◆ Your task
Search the material for the word "апелляционную" and report each line where it turns up.

◆ Data excerpts
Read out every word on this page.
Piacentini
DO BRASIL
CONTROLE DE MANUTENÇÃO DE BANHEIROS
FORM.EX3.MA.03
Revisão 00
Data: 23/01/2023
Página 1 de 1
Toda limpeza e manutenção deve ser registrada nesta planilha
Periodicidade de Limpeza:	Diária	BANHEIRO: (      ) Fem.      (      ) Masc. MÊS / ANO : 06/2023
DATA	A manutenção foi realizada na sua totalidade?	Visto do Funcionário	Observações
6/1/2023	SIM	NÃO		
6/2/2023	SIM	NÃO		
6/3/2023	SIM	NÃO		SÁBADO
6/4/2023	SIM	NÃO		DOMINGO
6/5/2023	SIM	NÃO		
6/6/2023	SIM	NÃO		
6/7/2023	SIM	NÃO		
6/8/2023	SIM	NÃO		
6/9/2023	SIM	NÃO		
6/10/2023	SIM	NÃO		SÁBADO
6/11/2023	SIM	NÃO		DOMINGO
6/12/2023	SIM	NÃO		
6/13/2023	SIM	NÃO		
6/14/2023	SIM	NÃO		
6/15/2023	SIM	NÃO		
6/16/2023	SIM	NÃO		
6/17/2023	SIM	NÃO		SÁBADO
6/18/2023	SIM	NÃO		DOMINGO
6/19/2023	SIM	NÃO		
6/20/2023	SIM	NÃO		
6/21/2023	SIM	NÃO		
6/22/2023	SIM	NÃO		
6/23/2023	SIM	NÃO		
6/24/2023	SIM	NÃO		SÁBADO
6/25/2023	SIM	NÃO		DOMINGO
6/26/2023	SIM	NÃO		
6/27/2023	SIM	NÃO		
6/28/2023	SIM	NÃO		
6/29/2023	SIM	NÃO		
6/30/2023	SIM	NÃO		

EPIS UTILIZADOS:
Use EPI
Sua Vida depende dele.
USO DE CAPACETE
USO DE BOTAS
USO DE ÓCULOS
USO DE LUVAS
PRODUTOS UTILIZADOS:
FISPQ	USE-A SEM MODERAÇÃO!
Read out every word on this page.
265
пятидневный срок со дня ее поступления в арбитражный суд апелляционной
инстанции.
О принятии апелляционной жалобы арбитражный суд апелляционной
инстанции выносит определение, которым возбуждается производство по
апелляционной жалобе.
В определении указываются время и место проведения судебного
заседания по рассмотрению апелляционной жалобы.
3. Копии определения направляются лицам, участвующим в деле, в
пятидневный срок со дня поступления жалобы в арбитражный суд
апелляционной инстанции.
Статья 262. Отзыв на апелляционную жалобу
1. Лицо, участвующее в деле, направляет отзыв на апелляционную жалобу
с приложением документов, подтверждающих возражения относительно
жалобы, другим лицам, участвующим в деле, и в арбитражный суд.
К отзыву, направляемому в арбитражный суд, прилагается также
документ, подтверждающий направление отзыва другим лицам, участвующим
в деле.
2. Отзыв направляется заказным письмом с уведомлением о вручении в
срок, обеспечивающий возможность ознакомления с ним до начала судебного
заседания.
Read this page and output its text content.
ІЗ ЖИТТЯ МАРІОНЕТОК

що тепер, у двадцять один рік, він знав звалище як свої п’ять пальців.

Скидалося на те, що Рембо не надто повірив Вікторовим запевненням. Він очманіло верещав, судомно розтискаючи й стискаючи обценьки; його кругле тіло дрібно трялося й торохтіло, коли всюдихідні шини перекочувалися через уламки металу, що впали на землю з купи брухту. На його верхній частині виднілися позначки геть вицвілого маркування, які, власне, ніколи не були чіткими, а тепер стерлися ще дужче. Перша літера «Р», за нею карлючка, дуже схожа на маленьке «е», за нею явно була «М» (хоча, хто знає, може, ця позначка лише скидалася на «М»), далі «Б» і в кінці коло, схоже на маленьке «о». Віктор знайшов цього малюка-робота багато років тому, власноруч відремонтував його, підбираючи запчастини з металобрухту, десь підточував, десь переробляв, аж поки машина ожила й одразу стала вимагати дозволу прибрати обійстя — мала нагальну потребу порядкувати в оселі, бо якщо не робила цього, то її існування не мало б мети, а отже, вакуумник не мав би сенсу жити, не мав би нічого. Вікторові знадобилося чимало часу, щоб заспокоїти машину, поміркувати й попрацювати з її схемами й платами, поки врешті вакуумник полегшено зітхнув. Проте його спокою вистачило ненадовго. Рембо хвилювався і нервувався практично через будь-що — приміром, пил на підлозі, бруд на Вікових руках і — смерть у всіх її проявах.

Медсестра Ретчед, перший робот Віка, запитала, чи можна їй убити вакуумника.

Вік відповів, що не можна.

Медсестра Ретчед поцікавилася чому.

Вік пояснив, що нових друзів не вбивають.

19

◆ Response
Статья 262. Отзыв на апелляционную жалобу
1. Лицо, участвующее в деле, направляет отзыв на апелляционную жалобу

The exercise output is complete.